• _EXERCISE REQUIREMENTS_
Return the lines beginning at the one that contains "Parse this screenshot: output" and running to the end of the records, exactly and with nothing else. Omit pictures.

* BEGIN SOURCE RECORDS *

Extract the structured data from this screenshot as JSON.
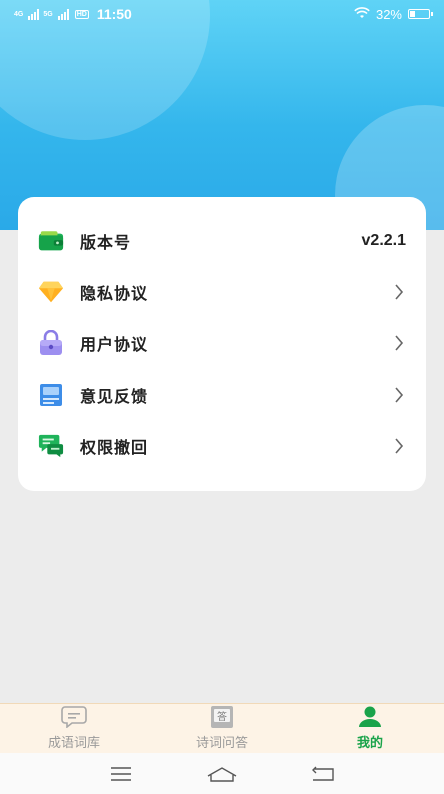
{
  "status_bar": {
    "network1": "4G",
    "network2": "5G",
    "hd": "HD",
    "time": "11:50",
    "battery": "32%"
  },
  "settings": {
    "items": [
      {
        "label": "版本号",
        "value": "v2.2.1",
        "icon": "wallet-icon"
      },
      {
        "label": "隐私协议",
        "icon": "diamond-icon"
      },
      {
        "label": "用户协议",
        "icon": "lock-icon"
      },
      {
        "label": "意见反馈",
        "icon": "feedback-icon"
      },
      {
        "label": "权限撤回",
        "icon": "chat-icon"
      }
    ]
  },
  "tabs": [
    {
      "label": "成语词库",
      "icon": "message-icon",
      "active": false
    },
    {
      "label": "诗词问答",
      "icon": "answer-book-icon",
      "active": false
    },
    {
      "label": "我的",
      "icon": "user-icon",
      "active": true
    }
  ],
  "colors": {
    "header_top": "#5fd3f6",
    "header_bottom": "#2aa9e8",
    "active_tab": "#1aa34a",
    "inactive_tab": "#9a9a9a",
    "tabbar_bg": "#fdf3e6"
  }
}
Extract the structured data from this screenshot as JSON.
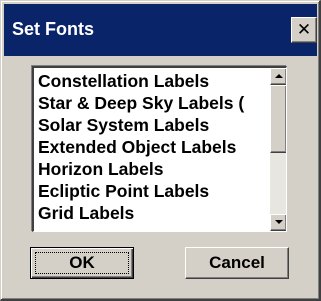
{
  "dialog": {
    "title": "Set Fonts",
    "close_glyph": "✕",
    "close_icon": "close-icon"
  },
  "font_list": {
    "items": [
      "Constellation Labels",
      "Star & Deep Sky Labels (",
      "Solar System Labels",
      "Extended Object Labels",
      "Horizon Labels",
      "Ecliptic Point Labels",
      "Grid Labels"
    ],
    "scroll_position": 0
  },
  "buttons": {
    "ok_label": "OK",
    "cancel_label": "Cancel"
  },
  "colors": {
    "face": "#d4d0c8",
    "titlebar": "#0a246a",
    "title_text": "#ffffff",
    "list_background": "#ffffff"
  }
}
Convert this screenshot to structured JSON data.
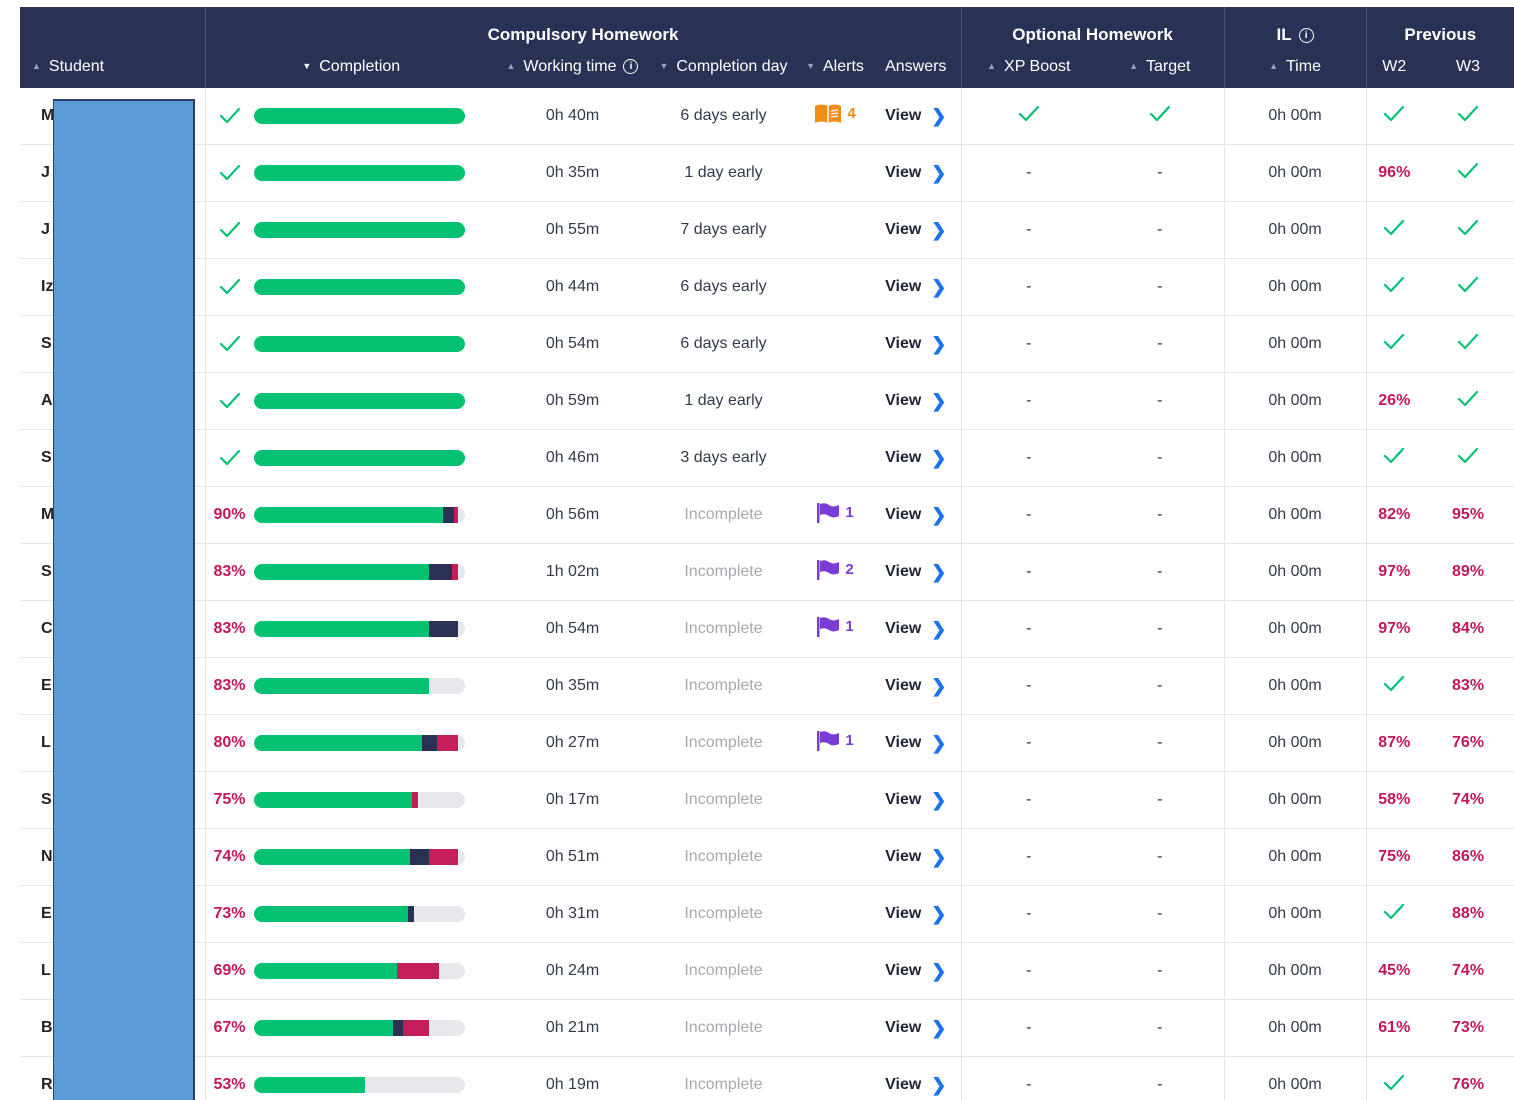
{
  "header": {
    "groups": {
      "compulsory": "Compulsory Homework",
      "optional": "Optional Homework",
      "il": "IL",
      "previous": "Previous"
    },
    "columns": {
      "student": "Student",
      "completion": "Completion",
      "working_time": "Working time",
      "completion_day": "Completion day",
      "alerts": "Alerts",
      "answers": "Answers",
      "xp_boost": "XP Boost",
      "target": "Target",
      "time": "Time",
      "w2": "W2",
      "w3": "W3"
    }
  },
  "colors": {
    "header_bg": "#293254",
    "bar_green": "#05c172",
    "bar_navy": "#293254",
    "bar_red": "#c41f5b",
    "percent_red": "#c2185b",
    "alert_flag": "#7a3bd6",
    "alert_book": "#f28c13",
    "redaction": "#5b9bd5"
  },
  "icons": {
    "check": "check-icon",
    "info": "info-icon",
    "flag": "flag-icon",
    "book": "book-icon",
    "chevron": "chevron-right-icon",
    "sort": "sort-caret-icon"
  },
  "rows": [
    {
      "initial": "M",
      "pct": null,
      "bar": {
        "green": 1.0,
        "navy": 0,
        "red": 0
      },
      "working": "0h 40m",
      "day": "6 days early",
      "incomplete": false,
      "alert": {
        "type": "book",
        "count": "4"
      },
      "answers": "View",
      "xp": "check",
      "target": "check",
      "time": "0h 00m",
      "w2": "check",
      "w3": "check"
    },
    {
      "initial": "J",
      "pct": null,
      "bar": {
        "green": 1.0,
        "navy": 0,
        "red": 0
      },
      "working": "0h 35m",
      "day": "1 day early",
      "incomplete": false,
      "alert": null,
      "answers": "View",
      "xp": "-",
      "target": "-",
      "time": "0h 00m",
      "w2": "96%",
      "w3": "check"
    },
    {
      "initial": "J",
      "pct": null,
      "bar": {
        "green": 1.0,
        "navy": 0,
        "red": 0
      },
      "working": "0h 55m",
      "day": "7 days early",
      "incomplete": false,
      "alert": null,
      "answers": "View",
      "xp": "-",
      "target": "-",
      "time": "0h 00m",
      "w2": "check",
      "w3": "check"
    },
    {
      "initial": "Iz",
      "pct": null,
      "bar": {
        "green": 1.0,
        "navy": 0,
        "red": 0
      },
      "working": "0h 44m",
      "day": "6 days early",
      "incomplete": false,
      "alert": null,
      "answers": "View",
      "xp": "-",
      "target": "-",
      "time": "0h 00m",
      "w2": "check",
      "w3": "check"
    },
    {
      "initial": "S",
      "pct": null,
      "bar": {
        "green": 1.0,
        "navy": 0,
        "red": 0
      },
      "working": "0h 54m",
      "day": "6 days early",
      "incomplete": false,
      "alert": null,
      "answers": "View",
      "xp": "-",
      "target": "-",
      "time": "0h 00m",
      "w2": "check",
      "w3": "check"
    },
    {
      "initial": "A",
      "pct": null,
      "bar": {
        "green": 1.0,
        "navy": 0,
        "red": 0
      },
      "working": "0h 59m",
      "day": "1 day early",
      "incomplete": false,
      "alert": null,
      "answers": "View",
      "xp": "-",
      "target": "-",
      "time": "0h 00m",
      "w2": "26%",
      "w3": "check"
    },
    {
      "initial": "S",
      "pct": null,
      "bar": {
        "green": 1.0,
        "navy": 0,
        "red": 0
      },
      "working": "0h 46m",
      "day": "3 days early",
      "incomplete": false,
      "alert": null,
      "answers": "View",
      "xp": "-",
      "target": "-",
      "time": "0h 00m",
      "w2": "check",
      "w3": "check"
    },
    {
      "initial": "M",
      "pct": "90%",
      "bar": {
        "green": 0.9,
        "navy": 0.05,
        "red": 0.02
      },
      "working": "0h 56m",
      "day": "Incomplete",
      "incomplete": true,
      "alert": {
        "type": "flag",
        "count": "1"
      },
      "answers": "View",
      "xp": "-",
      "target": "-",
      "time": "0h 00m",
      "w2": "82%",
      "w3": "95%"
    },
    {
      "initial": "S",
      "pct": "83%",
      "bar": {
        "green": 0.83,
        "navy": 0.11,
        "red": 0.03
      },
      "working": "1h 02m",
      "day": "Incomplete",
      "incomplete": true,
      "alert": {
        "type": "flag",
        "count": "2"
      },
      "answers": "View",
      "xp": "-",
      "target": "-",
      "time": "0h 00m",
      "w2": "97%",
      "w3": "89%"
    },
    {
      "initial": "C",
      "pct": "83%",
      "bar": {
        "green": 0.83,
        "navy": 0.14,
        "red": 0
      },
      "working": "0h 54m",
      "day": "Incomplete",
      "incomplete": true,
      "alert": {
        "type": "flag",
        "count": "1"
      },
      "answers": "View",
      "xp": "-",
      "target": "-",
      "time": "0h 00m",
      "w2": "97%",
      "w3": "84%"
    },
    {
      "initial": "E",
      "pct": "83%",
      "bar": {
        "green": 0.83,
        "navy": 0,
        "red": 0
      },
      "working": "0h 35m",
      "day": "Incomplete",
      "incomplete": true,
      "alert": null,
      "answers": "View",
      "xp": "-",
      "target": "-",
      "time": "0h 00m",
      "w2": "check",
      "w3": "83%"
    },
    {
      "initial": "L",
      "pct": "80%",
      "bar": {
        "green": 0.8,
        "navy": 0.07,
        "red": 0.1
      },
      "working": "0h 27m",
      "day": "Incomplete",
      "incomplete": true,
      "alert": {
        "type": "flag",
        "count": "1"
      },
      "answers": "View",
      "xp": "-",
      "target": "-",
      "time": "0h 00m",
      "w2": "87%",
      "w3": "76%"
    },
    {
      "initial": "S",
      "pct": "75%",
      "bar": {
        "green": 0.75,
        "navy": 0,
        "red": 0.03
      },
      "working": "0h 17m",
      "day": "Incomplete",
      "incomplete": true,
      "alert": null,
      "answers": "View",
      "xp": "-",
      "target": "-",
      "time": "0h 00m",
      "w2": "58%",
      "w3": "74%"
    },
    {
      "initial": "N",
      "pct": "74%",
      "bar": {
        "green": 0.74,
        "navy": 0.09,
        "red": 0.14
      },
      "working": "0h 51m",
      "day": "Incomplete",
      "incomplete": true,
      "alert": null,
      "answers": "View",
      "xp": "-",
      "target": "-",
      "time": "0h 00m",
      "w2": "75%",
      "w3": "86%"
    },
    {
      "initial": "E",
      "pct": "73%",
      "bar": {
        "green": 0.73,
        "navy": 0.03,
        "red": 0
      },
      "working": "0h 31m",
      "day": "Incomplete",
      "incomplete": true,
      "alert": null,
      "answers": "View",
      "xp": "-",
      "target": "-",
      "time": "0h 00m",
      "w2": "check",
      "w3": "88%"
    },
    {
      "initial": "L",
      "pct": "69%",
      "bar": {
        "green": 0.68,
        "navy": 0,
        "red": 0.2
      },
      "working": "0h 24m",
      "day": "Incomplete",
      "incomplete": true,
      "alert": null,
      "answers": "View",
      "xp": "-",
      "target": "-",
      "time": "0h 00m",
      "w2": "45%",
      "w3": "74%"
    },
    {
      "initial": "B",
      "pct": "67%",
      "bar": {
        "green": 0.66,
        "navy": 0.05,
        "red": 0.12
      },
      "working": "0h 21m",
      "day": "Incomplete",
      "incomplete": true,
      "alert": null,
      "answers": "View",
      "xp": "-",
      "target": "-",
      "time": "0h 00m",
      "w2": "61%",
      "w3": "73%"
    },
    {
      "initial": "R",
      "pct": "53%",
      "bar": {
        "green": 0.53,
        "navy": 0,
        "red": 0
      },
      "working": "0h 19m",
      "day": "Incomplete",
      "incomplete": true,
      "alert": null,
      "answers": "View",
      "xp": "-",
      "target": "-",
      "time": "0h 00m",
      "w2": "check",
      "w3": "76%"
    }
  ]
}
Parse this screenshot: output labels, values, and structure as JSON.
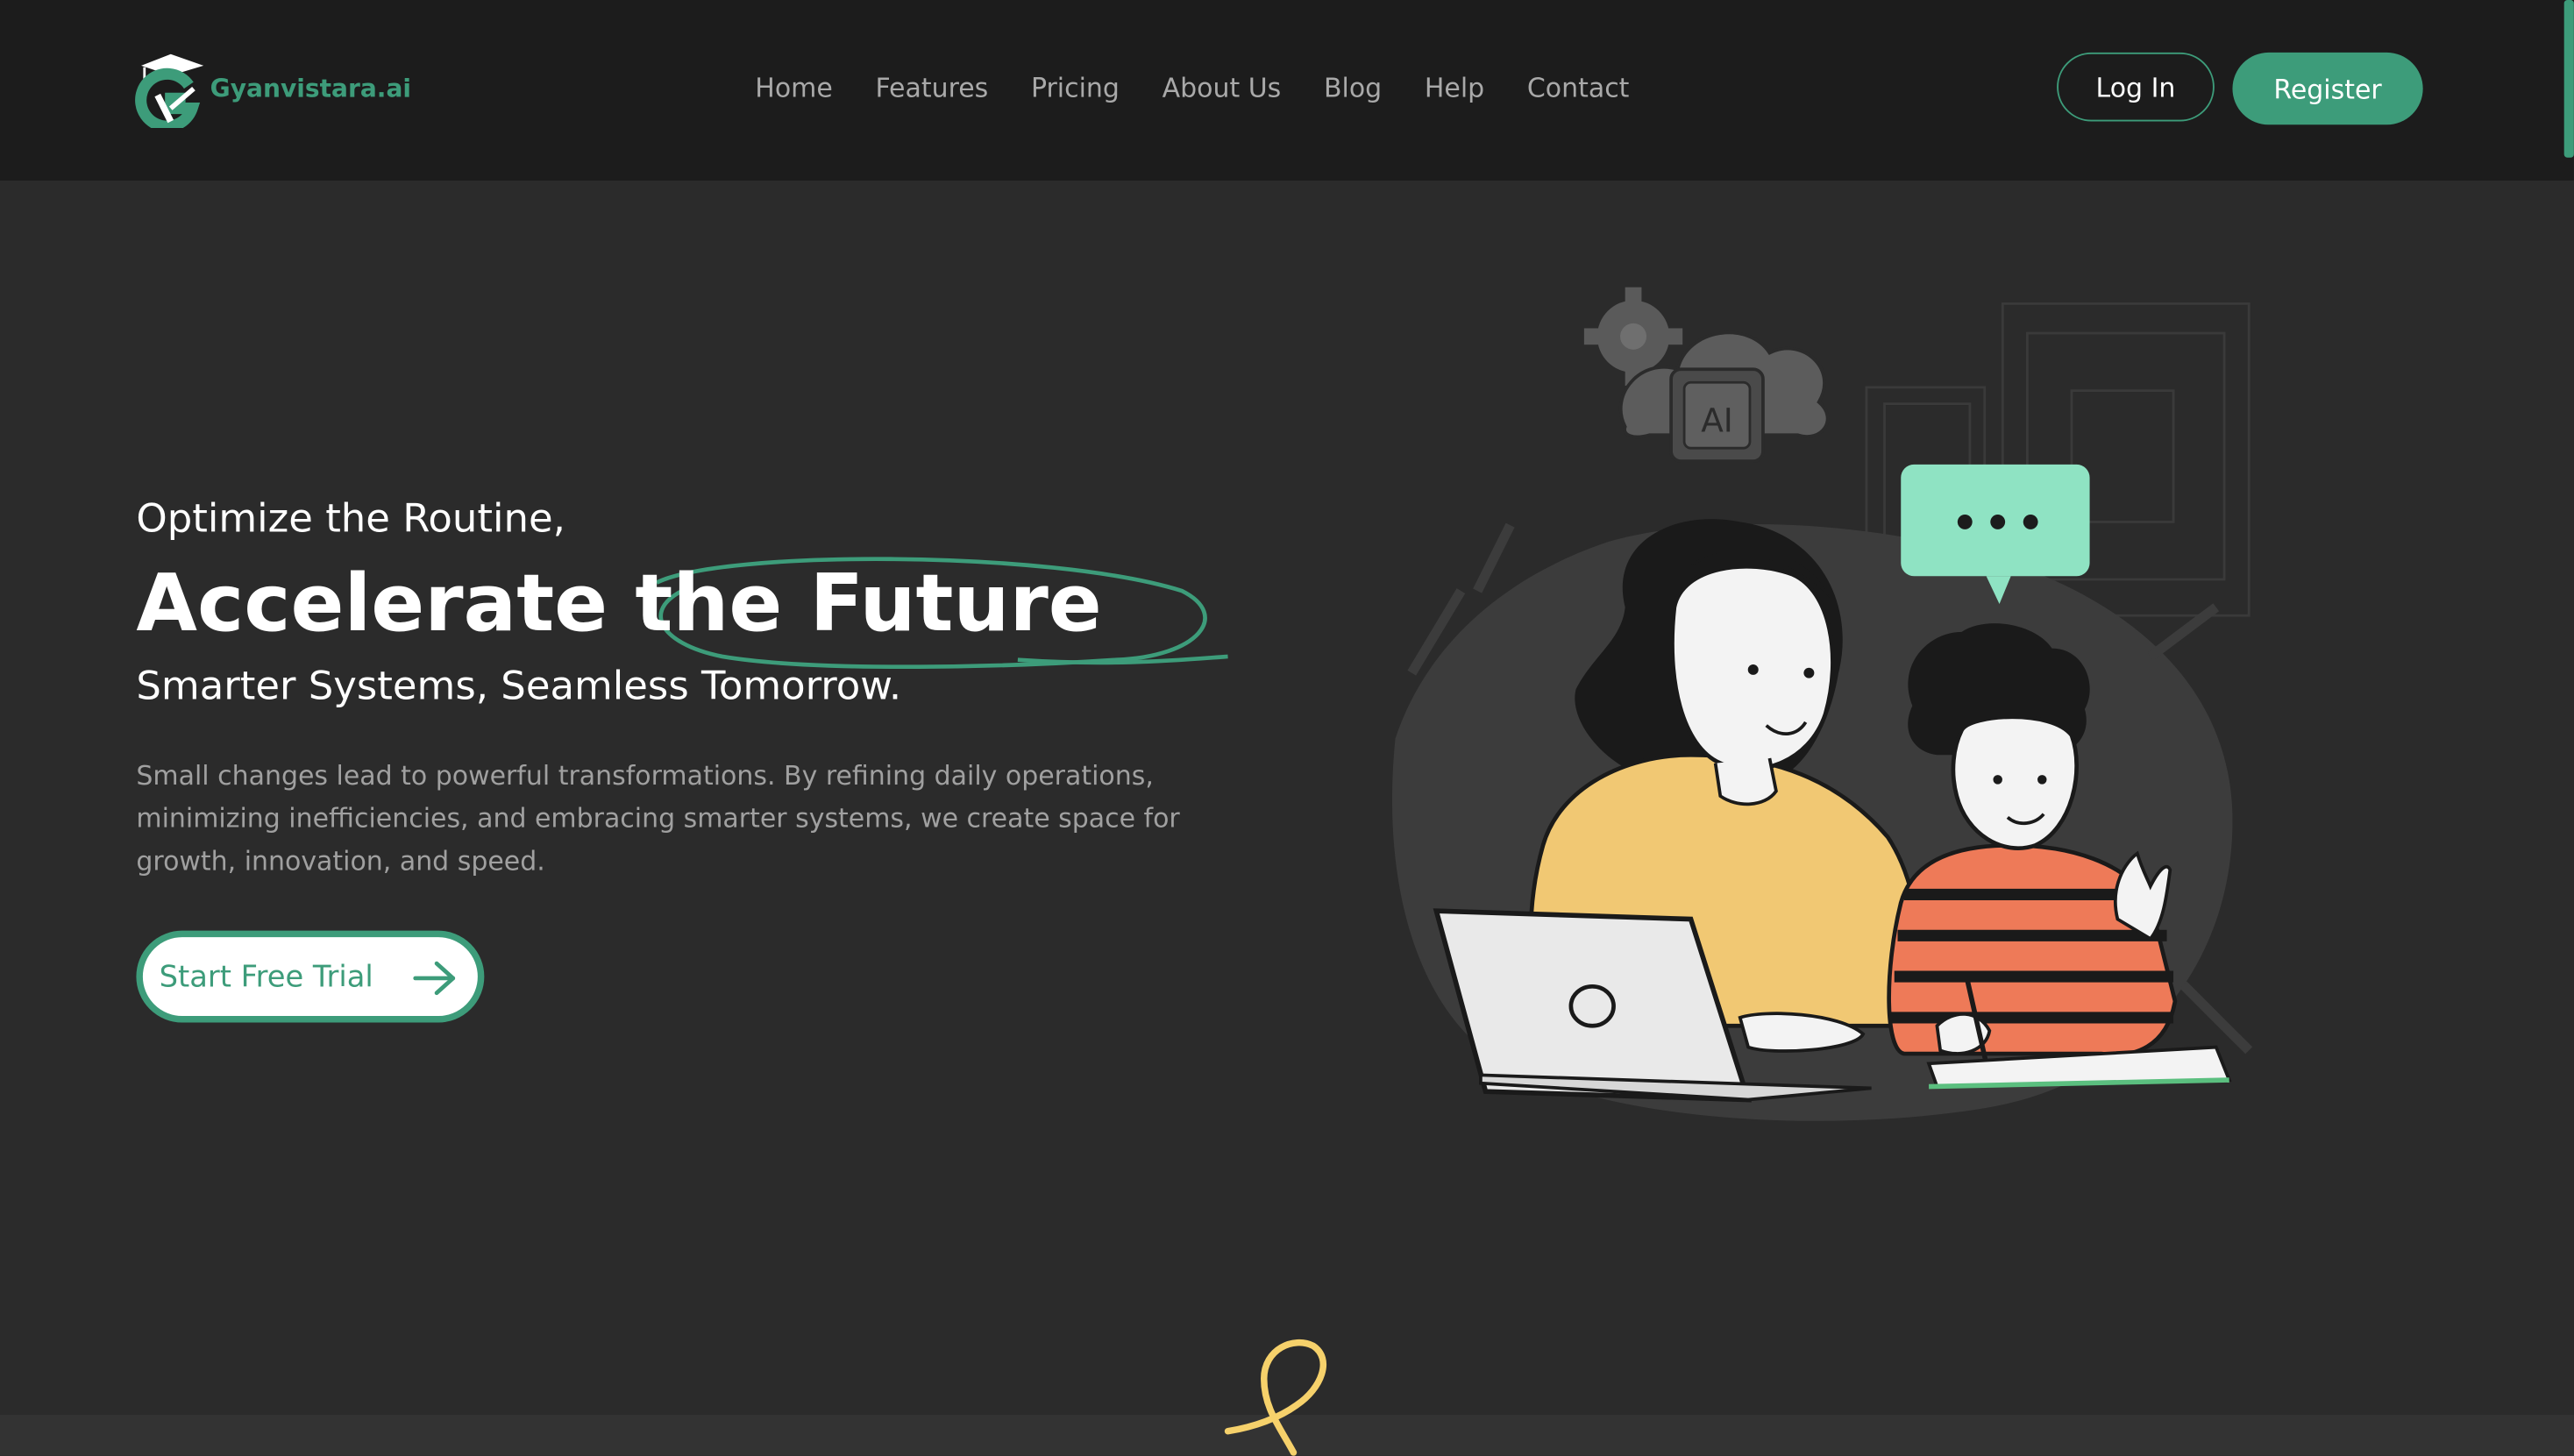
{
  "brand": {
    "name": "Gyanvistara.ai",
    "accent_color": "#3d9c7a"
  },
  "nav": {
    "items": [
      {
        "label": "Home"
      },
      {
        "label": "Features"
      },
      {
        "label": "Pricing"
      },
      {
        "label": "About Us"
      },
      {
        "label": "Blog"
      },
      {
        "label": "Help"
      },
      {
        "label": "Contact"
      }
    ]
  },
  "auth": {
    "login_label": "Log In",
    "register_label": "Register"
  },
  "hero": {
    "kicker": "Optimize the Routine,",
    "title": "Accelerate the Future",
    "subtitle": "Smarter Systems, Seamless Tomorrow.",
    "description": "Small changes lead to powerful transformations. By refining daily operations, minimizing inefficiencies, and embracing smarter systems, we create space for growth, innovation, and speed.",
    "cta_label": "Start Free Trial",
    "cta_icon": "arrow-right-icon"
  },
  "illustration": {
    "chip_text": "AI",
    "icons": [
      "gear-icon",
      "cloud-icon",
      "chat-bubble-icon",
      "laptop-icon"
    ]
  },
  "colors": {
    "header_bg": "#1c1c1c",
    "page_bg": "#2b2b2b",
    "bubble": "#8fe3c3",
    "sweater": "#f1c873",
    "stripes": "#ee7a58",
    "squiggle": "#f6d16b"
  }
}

* END SOURCE RECORDS *

• _RESPONSE TO THIS EXERCISE_
Parse this screenshot: output labels, values, and structure as JSON.
{
  "brand": {
    "name": "Gyanvistara.ai",
    "accent_color": "#3d9c7a"
  },
  "nav": {
    "items": [
      {
        "label": "Home"
      },
      {
        "label": "Features"
      },
      {
        "label": "Pricing"
      },
      {
        "label": "About Us"
      },
      {
        "label": "Blog"
      },
      {
        "label": "Help"
      },
      {
        "label": "Contact"
      }
    ]
  },
  "auth": {
    "login_label": "Log In",
    "register_label": "Register"
  },
  "hero": {
    "kicker": "Optimize the Routine,",
    "title": "Accelerate the Future",
    "subtitle": "Smarter Systems, Seamless Tomorrow.",
    "description": "Small changes lead to powerful transformations. By refining daily operations, minimizing inefficiencies, and embracing smarter systems, we create space for growth, innovation, and speed.",
    "cta_label": "Start Free Trial",
    "cta_icon": "arrow-right-icon"
  },
  "illustration": {
    "chip_text": "AI",
    "icons": [
      "gear-icon",
      "cloud-icon",
      "chat-bubble-icon",
      "laptop-icon"
    ]
  },
  "colors": {
    "header_bg": "#1c1c1c",
    "page_bg": "#2b2b2b",
    "bubble": "#8fe3c3",
    "sweater": "#f1c873",
    "stripes": "#ee7a58",
    "squiggle": "#f6d16b"
  }
}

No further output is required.